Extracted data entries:
----

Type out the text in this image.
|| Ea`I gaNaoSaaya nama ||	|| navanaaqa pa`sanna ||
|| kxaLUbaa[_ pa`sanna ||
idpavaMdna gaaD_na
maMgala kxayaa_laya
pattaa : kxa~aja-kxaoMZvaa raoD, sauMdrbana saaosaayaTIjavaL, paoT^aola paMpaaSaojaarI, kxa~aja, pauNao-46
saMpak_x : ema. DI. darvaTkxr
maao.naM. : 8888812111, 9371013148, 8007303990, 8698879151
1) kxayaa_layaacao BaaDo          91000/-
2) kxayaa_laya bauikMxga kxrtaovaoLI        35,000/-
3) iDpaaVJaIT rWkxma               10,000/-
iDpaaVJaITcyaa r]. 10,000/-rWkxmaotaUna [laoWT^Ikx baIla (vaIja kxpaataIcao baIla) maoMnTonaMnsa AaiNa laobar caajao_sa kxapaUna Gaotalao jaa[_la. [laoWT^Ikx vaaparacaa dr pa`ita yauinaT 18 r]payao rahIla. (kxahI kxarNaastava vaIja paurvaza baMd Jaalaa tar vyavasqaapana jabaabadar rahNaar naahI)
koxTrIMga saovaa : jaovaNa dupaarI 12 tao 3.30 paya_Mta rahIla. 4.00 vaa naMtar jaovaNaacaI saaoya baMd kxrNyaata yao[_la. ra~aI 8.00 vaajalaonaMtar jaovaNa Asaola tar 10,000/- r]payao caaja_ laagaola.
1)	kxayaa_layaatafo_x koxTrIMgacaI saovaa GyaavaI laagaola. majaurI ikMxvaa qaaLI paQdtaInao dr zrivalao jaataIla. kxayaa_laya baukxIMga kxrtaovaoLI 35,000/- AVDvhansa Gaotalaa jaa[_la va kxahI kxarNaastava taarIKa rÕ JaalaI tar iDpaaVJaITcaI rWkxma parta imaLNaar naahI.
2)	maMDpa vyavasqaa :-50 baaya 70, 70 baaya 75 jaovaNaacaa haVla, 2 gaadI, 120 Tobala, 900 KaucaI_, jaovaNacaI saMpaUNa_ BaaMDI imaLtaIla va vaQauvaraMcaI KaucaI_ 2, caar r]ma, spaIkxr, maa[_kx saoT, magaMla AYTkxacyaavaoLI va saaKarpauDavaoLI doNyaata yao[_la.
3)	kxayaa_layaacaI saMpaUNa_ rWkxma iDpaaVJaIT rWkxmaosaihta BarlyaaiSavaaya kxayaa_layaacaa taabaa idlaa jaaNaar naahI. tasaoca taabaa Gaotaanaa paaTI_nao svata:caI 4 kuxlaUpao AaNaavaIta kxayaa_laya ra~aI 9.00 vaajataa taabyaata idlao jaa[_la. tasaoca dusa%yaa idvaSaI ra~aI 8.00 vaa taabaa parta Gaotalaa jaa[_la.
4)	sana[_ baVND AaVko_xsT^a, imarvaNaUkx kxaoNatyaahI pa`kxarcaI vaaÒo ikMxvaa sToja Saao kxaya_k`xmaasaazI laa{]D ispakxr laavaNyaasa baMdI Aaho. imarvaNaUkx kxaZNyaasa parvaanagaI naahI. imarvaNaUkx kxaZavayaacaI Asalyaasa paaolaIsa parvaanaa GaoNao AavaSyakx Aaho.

----

TASK: Return every line exactly.

COMPLETE OUTPUT:
Type out the text in this image.
|| Ea`I gaNaoSaaya nama ||	|| navanaaqa pa`sanna ||
|| kxaLUbaa[_ pa`sanna ||
idpavaMdna gaaD_na
maMgala kxayaa_laya
pattaa : kxa~aja-kxaoMZvaa raoD, sauMdrbana saaosaayaTIjavaL, paoT^aola paMpaaSaojaarI, kxa~aja, pauNao-46
saMpak_x : ema. DI. darvaTkxr
maao.naM. : 8888812111, 9371013148, 8007303990, 8698879151
1) kxayaa_layaacao BaaDo          91000/-
2) kxayaa_laya bauikMxga kxrtaovaoLI        35,000/-
3) iDpaaVJaIT rWkxma               10,000/-
iDpaaVJaITcyaa r]. 10,000/-rWkxmaotaUna [laoWT^Ikx baIla (vaIja kxpaataIcao baIla) maoMnTonaMnsa AaiNa laobar caajao_sa kxapaUna Gaotalao jaa[_la. [laoWT^Ikx vaaparacaa dr pa`ita yauinaT 18 r]payao rahIla. (kxahI kxarNaastava vaIja paurvaza baMd Jaalaa tar vyavasqaapana jabaabadar rahNaar naahI)
koxTrIMga saovaa : jaovaNa dupaarI 12 tao 3.30 paya_Mta rahIla. 4.00 vaa naMtar jaovaNaacaI saaoya baMd kxrNyaata yao[_la. ra~aI 8.00 vaajalaonaMtar jaovaNa Asaola tar 10,000/- r]payao caaja_ laagaola.
1)	kxayaa_layaatafo_x koxTrIMgacaI saovaa GyaavaI laagaola. majaurI ikMxvaa qaaLI paQdtaInao dr zrivalao jaataIla. kxayaa_laya baukxIMga kxrtaovaoLI 35,000/- AVDvhansa Gaotalaa jaa[_la va kxahI kxarNaastava taarIKa rÕ JaalaI tar iDpaaVJaITcaI rWkxma parta imaLNaar naahI.
2)	maMDpa vyavasqaa :-50 baaya 70, 70 baaya 75 jaovaNaacaa haVla, 2 gaadI, 120 Tobala, 900 KaucaI_, jaovaNacaI saMpaUNa_ BaaMDI imaLtaIla va vaQauvaraMcaI KaucaI_ 2, caar r]ma, spaIkxr, maa[_kx saoT, magaMla AYTkxacyaavaoLI va saaKarpauDavaoLI doNyaata yao[_la.
3)	kxayaa_layaacaI saMpaUNa_ rWkxma iDpaaVJaIT rWkxmaosaihta BarlyaaiSavaaya kxayaa_layaacaa taabaa idlaa jaaNaar naahI. tasaoca taabaa Gaotaanaa paaTI_nao svata:caI 4 kuxlaUpao AaNaavaIta kxayaa_laya ra~aI 9.00 vaajataa taabyaata idlao jaa[_la. tasaoca dusa%yaa idvaSaI ra~aI 8.00 vaa taabaa parta Gaotalaa jaa[_la.
4)	sana[_ baVND AaVko_xsT^a, imarvaNaUkx kxaoNatyaahI pa`kxarcaI vaaÒo ikMxvaa sToja Saao kxaya_k`xmaasaazI laa{]D ispakxr laavaNyaasa baMdI Aaho. imarvaNaUkx kxaZNyaasa parvaanagaI naahI. imarvaNaUkx kxaZavayaacaI Asalyaasa paaolaIsa parvaanaa GaoNao AavaSyakx Aaho.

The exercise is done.